Aim: Below are records to repeat exactly. Omit the pictures from the copy.

Exercise material:
++++++++++++++++++++

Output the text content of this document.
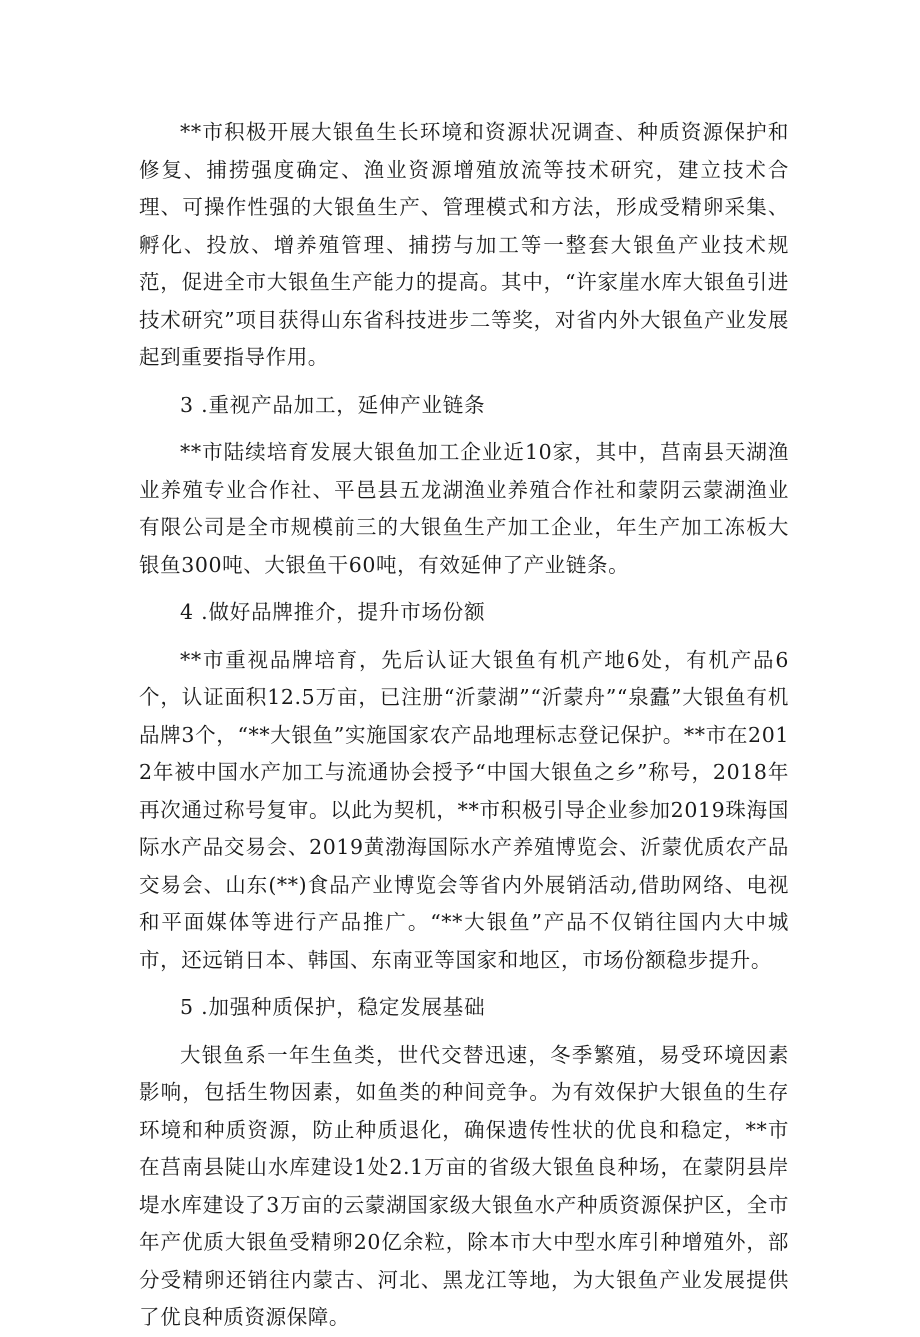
**市积极开展大银鱼生长环境和资源状况调查、种质资源保护和修复、捕捞强度确定、渔业资源增殖放流等技术研究，建立技术合理、可操作性强的大银鱼生产、管理模式和方法，形成受精卵采集、孵化、投放、增养殖管理、捕捞与加工等一整套大银鱼产业技术规范，促进全市大银鱼生产能力的提高。其中，“许家崖水库大银鱼引进技术研究”项目获得山东省科技进步二等奖，对省内外大银鱼产业发展起到重要指导作用。

3 .重视产品加工，延伸产业链条

**市陆续培育发展大银鱼加工企业近10家，其中，莒南县天湖渔业养殖专业合作社、平邑县五龙湖渔业养殖合作社和蒙阴云蒙湖渔业有限公司是全市规模前三的大银鱼生产加工企业，年生产加工冻板大银鱼300吨、大银鱼干60吨，有效延伸了产业链条。

4 .做好品牌推介，提升市场份额

**市重视品牌培育，先后认证大银鱼有机产地6处，有机产品6个，认证面积12.5万亩，已注册“沂蒙湖”“沂蒙舟”“泉蠹”大银鱼有机品牌3个，“**大银鱼”实施国家农产品地理标志登记保护。**市在2012年被中国水产加工与流通协会授予“中国大银鱼之乡”称号，2018年再次通过称号复审。以此为契机，**市积极引导企业参加2019珠海国际水产品交易会、2019黄渤海国际水产养殖博览会、沂蒙优质农产品交易会、山东(**)食品产业博览会等省内外展销活动,借助网络、电视和平面媒体等进行产品推广。“**大银鱼”产品不仅销往国内大中城市，还远销日本、韩国、东南亚等国家和地区，市场份额稳步提升。

5 .加强种质保护，稳定发展基础

大银鱼系一年生鱼类，世代交替迅速，冬季繁殖，易受环境因素影响，包括生物因素，如鱼类的种间竞争。为有效保护大银鱼的生存环境和种质资源，防止种质退化，确保遗传性状的优良和稳定，**市在莒南县陡山水库建设1处2.1万亩的省级大银鱼良种场，在蒙阴县岸堤水库建设了3万亩的云蒙湖国家级大银鱼水产种质资源保护区，全市年产优质大银鱼受精卵20亿余粒，除本市大中型水库引种增殖外，部分受精卵还销往内蒙古、河北、黑龙江等地，为大银鱼产业发展提供了优良种质资源保障。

++++++++++++++++++++

Result of this task:
Output the text content of this document.
**市积极开展大银鱼生长环境和资源状况调查、种质资源保护和修复、捕捞强度确定、渔业资源增殖放流等技术研究，建立技术合理、可操作性强的大银鱼生产、管理模式和方法，形成受精卵采集、孵化、投放、增养殖管理、捕捞与加工等一整套大银鱼产业技术规范，促进全市大银鱼生产能力的提高。其中，“许家崖水库大银鱼引进技术研究”项目获得山东省科技进步二等奖，对省内外大银鱼产业发展起到重要指导作用。

3 .重视产品加工，延伸产业链条

**市陆续培育发展大银鱼加工企业近10家，其中，莒南县天湖渔业养殖专业合作社、平邑县五龙湖渔业养殖合作社和蒙阴云蒙湖渔业有限公司是全市规模前三的大银鱼生产加工企业，年生产加工冻板大银鱼300吨、大银鱼干60吨，有效延伸了产业链条。

4 .做好品牌推介，提升市场份额

**市重视品牌培育，先后认证大银鱼有机产地6处，有机产品6个，认证面积12.5万亩，已注册“沂蒙湖”“沂蒙舟”“泉蠹”大银鱼有机品牌3个，“**大银鱼”实施国家农产品地理标志登记保护。**市在2012年被中国水产加工与流通协会授予“中国大银鱼之乡”称号，2018年再次通过称号复审。以此为契机，**市积极引导企业参加2019珠海国际水产品交易会、2019黄渤海国际水产养殖博览会、沂蒙优质农产品交易会、山东(**)食品产业博览会等省内外展销活动,借助网络、电视和平面媒体等进行产品推广。“**大银鱼”产品不仅销往国内大中城市，还远销日本、韩国、东南亚等国家和地区，市场份额稳步提升。

5 .加强种质保护，稳定发展基础

大银鱼系一年生鱼类，世代交替迅速，冬季繁殖，易受环境因素影响，包括生物因素，如鱼类的种间竞争。为有效保护大银鱼的生存环境和种质资源，防止种质退化，确保遗传性状的优良和稳定，**市在莒南县陡山水库建设1处2.1万亩的省级大银鱼良种场，在蒙阴县岸堤水库建设了3万亩的云蒙湖国家级大银鱼水产种质资源保护区，全市年产优质大银鱼受精卵20亿余粒，除本市大中型水库引种增殖外，部分受精卵还销往内蒙古、河北、黑龙江等地，为大银鱼产业发展提供了优良种质资源保障。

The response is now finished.